**Brief:** Copy out lines with the word "perbedaan" from the material that follows.

**Provided information:**
####

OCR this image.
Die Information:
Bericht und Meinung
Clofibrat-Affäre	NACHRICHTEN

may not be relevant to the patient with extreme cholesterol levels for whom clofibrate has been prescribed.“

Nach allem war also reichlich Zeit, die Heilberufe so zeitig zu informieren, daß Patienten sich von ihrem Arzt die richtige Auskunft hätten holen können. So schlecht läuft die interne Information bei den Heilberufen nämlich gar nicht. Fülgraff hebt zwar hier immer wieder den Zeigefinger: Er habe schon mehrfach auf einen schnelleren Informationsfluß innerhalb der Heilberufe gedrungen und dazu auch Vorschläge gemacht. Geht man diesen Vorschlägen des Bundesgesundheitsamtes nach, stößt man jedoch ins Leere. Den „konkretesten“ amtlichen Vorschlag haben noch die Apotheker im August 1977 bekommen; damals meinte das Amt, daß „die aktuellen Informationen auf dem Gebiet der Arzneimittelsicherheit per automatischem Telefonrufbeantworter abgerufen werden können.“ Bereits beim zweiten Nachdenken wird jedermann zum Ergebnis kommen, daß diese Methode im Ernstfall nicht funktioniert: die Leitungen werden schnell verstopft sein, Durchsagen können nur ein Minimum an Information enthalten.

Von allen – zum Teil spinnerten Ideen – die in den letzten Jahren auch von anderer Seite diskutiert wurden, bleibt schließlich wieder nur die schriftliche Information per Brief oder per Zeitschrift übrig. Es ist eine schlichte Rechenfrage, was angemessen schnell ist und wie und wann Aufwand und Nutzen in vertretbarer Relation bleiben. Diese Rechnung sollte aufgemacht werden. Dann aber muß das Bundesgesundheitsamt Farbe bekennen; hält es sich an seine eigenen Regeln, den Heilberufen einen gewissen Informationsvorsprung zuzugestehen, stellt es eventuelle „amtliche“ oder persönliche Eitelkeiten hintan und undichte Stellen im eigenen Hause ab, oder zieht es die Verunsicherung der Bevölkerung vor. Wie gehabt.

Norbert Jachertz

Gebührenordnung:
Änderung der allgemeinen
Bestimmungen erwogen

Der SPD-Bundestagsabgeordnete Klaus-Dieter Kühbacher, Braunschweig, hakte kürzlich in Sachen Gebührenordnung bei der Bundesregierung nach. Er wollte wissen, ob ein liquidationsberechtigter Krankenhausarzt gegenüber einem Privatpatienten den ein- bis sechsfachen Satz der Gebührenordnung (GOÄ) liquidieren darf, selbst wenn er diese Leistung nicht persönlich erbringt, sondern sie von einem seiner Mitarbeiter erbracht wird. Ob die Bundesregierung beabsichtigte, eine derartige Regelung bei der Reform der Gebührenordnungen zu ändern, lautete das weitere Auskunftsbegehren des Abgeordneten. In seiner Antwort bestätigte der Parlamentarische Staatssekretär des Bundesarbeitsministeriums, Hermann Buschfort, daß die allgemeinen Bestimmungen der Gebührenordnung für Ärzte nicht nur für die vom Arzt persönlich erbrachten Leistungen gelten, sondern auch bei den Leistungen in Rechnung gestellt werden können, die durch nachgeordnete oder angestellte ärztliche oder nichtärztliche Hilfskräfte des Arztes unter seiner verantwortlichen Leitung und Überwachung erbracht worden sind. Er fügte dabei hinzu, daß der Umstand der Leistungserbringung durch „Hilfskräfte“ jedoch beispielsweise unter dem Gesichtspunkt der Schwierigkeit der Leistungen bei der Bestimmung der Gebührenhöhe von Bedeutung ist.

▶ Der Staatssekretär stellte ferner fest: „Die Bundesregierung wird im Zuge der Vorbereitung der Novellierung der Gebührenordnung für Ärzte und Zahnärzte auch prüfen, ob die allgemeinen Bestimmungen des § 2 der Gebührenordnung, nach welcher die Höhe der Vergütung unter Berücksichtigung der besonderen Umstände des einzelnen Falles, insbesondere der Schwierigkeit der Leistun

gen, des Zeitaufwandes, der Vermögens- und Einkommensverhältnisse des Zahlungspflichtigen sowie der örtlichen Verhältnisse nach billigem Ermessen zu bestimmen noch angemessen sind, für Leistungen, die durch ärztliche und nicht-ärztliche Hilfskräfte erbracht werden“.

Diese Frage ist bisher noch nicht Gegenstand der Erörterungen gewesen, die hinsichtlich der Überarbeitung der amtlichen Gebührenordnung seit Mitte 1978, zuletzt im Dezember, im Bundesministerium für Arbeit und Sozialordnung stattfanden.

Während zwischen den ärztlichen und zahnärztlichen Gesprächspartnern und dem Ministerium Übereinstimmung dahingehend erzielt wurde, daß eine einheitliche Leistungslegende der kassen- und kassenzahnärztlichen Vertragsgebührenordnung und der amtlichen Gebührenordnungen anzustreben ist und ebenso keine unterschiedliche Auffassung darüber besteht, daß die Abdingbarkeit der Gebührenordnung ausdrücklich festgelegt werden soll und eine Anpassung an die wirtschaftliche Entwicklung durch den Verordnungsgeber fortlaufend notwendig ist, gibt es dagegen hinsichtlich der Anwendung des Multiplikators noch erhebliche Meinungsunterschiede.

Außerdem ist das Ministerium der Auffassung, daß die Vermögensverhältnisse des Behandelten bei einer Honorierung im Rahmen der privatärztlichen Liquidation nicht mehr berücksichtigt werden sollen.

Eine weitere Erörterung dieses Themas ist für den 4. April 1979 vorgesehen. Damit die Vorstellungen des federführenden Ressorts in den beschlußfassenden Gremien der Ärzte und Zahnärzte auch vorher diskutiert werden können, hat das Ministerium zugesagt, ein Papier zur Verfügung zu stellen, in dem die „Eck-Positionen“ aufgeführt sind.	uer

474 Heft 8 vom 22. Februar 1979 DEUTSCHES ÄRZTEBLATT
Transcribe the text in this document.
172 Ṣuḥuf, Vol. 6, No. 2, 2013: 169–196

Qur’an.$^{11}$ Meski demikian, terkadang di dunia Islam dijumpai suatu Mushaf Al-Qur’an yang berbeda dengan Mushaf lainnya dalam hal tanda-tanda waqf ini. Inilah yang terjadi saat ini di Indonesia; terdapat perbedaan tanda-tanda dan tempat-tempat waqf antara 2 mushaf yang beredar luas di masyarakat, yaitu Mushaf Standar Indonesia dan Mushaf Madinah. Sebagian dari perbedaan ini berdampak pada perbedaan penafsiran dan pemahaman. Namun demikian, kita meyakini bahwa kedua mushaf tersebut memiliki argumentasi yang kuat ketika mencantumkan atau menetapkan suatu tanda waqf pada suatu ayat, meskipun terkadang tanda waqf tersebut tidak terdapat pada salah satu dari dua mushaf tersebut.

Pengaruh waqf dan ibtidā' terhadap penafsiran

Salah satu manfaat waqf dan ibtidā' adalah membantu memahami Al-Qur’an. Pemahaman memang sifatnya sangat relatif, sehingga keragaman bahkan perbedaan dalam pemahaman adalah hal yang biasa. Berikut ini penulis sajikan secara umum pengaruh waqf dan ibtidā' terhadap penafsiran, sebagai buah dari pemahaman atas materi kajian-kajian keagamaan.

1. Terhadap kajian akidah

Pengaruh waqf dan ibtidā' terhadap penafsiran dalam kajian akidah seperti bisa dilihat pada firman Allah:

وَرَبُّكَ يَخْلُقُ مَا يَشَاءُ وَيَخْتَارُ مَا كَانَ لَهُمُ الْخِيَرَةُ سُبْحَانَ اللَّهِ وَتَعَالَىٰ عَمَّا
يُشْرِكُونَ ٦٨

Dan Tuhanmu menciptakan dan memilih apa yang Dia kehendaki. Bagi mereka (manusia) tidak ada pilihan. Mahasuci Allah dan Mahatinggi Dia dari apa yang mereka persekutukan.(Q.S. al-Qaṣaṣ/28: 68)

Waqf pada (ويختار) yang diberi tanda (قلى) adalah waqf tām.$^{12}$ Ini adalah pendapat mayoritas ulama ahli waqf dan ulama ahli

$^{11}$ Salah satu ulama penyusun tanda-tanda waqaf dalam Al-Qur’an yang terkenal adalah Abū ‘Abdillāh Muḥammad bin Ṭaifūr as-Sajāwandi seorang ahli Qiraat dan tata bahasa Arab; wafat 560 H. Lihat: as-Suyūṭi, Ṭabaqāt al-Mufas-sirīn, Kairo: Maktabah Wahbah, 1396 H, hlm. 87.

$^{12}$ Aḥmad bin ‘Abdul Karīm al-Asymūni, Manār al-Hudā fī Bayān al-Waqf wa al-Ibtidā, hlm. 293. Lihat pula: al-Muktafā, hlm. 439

####

**The output:**
Qur’an.$^{11}$ Meski demikian, terkadang di dunia Islam dijumpai suatu Mushaf Al-Qur’an yang berbeda dengan Mushaf lainnya dalam hal tanda-tanda waqf ini. Inilah yang terjadi saat ini di Indonesia; terdapat perbedaan tanda-tanda dan tempat-tempat waqf antara 2 mushaf yang beredar luas di masyarakat, yaitu Mushaf Standar Indonesia dan Mushaf Madinah. Sebagian dari perbedaan ini berdampak pada perbedaan penafsiran dan pemahaman. Namun demikian, kita meyakini bahwa kedua mushaf tersebut memiliki argumentasi yang kuat ketika mencantumkan atau menetapkan suatu tanda waqf pada suatu ayat, meskipun terkadang tanda waqf tersebut tidak terdapat pada salah satu dari dua mushaf tersebut.
Salah satu manfaat waqf dan ibtidā' adalah membantu memahami Al-Qur’an. Pemahaman memang sifatnya sangat relatif, sehingga keragaman bahkan perbedaan dalam pemahaman adalah hal yang biasa. Berikut ini penulis sajikan secara umum pengaruh waqf dan ibtidā' terhadap penafsiran, sebagai buah dari pemahaman atas materi kajian-kajian keagamaan.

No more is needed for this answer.